CONSIGNE —
Traduisez en anglais cette phrase du texte consacré à l'écriture inclusive : « Un mail, un formulaire, un article de presse pourraient être pénibles à suivre pour un malvoyant si l'assistance vocale se retrouve à prendre en compte toutes les terminaisons supplémentaires et doublements syntaxiques de l'écriture inclusive. »

TEXTE PRÉSENTÉ —
..............................

Les non-inclus de l’écriture inclusive (partie 2)

La situation des étrangers désireux d’apprendre le français ou de s’intégrer à un pays francophone pose déjà question quant à l’introduction de nouvelles normes inclusivistes dans la langue. La question du handicap, notamment dys, pourrait aussi en souffrir. Ce ne sont pas les seuls cas où l’écriture inclusive amènerait plus d’inégalité qu’autre chose : les malvoyants et certains LGBT pourraient à leur tour se sentir respectivement lésés.

Le point “aveugles” de l’écriture inclusive

On parlait handicap dans la première partie de ce tour d’horizon des exclus de l’inclusivité, mais il n’y a pas que les analphabètes et les dys qui risquent d’être fortement rebutés par l’écriture inclusive : la France compte plus de 900 000 malvoyants, dont plus de 200 000  lourds voire aveugles. N’étant pas déconnectés de leur entourage et de la société, ils utilisent des appareils numériques, mais s’aident pour cela de logiciels d’assistance vocale, qui leur lisent les textes.

Un mail, un formulaire, un article de presse pourraient être pénibles à suivre pour un malvoyant si l’assistance vocale se retrouve à prendre en compte toutes les terminaisons supplémentaires et doublements syntaxiques de l’écriture inclusive.

L’inclusion pas toujours assez inclusive

Sur Mise au Point, nous nous focalisons sur “l’écriture inclusive”, qui est la plus répandue, mais nous évoquons parfois “l’écriture neutre”, parfois confondue avec, d’autre fois distinguée de sa cousine. En effet, l’écriture inclusive… n’est pas toujours assez inclusive !

En ne mentionnant “que” le féminin et le masculin, l’écriture inclusive ignorerait les gens qui ne se reconnaissent que dans une de ces catégories. Les non-binaires et certains transgenres ou genres minoritaires ne seraient pas représentés par cette pratique : pire, cette dernière renforcerait la binarité masculin-féminin dont ils cherchent à s’émanciper.

..............................

Entrées de la collection —
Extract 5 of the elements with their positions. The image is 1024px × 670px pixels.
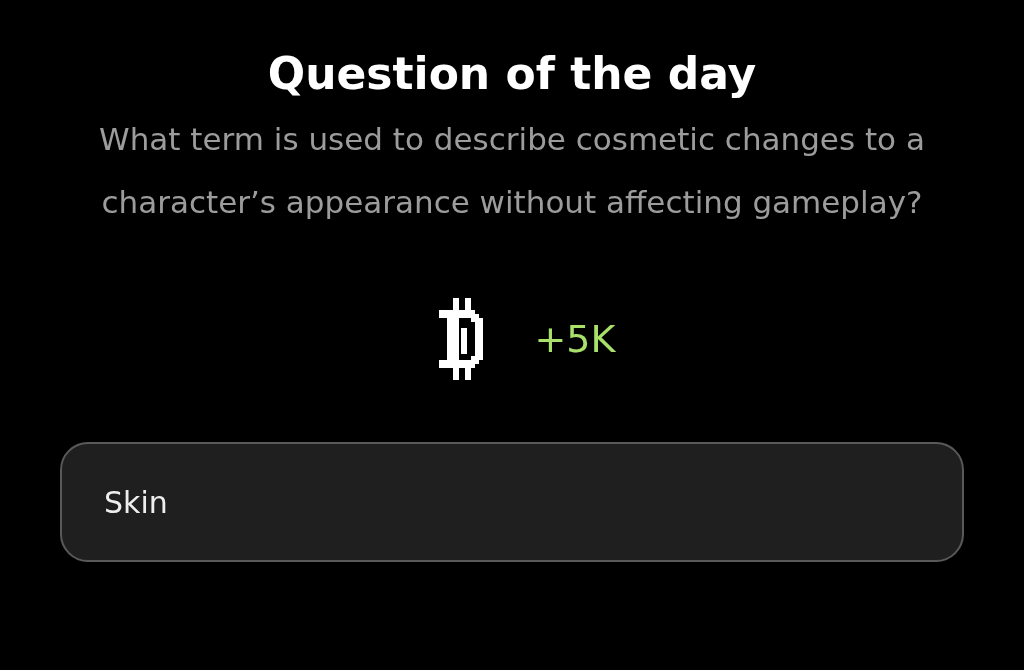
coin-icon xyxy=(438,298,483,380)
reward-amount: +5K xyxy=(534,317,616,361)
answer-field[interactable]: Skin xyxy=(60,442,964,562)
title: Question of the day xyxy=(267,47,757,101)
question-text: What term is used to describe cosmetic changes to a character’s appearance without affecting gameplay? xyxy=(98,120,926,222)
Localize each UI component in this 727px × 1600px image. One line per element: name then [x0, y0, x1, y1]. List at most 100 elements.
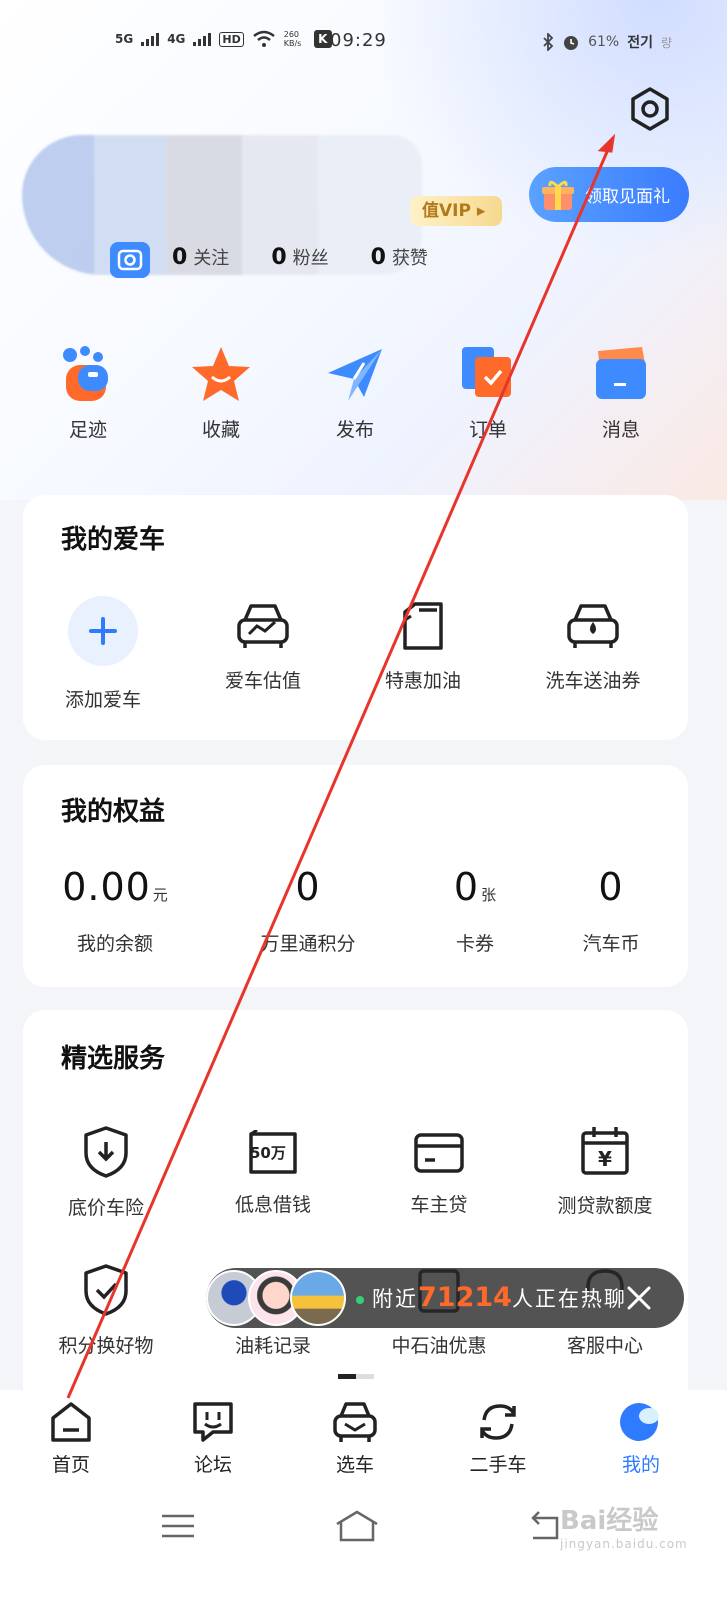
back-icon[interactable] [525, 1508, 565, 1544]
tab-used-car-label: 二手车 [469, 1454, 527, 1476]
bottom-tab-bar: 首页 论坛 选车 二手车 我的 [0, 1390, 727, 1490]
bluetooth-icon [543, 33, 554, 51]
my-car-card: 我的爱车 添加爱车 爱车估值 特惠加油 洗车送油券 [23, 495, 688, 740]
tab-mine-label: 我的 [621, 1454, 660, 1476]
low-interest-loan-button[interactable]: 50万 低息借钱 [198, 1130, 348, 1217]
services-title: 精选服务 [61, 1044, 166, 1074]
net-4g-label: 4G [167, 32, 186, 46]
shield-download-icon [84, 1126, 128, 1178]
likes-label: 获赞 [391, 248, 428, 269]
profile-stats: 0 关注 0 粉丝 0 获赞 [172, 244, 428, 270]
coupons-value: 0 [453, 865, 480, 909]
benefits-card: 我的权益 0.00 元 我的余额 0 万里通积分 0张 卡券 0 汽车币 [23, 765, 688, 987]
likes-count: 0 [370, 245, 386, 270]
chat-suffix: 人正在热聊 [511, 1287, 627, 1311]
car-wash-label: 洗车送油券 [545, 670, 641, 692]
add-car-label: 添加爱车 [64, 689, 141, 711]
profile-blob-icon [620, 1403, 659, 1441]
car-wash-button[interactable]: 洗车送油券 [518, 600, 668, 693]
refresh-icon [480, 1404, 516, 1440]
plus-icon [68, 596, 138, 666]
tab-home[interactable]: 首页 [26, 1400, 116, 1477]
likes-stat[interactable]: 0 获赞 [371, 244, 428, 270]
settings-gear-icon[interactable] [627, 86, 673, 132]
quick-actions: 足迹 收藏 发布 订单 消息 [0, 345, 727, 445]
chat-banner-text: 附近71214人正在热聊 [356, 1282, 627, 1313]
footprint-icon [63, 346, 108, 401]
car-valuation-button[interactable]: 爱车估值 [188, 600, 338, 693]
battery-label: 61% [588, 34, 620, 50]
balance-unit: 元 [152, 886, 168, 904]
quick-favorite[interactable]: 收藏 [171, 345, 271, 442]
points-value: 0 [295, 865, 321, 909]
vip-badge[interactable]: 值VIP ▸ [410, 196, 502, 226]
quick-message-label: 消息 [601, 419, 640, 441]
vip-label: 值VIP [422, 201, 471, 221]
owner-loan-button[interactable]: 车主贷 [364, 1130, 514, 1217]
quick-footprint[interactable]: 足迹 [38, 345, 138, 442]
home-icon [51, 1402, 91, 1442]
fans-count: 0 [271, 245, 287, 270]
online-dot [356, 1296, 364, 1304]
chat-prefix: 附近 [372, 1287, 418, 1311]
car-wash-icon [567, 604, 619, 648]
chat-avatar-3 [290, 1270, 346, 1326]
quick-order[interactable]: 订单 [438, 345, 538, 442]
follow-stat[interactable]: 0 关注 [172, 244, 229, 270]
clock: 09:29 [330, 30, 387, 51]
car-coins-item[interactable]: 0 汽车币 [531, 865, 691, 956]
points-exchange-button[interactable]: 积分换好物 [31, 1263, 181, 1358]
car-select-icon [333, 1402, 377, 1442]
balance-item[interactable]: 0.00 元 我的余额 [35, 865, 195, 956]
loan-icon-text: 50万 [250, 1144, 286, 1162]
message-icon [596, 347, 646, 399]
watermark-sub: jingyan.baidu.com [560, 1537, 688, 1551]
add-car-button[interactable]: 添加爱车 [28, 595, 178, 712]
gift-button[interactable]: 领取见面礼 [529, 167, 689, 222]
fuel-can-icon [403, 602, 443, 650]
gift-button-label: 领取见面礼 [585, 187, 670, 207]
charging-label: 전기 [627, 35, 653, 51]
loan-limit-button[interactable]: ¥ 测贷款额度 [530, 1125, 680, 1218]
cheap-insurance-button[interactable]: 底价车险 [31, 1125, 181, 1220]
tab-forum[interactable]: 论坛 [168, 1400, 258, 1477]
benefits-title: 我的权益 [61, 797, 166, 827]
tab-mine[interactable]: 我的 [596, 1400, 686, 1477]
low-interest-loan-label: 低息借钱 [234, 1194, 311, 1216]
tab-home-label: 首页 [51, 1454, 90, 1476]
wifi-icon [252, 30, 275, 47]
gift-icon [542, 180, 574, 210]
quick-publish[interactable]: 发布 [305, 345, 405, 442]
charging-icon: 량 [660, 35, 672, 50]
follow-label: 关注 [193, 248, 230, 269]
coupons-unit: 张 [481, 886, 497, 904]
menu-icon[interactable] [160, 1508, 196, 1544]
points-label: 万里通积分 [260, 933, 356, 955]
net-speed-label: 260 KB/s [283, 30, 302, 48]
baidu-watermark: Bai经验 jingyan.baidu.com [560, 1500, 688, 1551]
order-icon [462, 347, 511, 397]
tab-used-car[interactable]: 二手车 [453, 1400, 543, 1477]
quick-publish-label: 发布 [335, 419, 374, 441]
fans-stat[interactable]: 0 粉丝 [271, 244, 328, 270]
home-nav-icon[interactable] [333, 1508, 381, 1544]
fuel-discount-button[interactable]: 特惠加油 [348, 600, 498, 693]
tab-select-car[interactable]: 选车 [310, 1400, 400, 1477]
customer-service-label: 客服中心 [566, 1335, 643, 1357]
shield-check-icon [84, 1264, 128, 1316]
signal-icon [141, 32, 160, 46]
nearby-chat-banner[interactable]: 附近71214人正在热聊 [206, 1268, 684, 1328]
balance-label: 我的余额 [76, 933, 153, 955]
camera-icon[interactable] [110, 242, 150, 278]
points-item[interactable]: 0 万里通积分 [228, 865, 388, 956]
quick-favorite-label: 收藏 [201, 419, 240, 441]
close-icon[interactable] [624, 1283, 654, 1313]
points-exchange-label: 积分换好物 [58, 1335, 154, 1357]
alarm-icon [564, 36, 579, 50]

..............................

RÉPONSE ATTENDUE —
An email, a form, or a press article could be tiresome for a visually impaired person to follow if the voice assistant ends up having to handle all the extra endings and syntactic doublings of inclusive writing.